WORK INSTRUCTIONS:
Find every line with the word "page" and give their count, nothing else.

MATERIAL FOR THE TASK:
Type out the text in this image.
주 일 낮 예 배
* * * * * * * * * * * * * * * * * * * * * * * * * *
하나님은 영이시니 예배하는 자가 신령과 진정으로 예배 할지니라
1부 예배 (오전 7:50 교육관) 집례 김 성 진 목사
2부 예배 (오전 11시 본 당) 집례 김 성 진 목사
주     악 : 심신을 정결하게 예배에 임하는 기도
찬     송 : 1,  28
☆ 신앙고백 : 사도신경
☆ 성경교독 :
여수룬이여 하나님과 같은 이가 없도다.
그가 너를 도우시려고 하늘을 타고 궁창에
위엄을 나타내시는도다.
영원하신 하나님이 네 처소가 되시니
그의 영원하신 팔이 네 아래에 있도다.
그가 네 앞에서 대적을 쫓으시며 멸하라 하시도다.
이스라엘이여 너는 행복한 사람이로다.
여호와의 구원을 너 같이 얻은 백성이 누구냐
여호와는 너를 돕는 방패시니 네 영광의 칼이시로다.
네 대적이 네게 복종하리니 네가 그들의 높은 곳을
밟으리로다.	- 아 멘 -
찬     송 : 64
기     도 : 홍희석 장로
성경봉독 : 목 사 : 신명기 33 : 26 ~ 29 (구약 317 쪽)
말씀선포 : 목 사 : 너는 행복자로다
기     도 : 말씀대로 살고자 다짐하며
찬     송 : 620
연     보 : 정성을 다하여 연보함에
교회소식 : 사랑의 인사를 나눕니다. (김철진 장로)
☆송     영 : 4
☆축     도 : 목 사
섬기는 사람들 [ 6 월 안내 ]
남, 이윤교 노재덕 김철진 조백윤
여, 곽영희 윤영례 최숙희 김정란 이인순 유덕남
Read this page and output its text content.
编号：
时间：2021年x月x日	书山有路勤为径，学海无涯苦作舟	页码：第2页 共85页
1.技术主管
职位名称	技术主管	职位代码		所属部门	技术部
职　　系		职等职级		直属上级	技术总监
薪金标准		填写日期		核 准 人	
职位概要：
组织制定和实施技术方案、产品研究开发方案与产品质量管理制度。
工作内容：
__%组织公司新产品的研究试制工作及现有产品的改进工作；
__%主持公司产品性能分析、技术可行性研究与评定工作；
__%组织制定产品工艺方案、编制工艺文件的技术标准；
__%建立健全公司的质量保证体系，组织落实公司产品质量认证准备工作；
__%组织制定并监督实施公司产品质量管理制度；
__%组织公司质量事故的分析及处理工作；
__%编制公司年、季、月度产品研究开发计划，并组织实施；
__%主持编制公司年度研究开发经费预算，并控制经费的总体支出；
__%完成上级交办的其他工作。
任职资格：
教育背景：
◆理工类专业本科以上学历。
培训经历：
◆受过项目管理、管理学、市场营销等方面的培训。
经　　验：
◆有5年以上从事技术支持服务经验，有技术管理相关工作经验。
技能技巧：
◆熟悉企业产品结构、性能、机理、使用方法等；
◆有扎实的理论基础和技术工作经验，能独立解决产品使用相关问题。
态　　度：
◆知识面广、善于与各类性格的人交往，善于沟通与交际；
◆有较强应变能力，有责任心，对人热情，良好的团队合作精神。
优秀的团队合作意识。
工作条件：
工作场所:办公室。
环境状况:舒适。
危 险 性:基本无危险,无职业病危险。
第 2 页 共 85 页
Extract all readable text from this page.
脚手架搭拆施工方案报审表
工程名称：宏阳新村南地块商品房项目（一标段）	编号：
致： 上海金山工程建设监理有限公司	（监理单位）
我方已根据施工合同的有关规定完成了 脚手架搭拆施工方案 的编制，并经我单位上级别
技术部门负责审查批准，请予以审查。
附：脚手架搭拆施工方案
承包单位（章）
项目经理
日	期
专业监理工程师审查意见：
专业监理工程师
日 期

SOLUTION:
2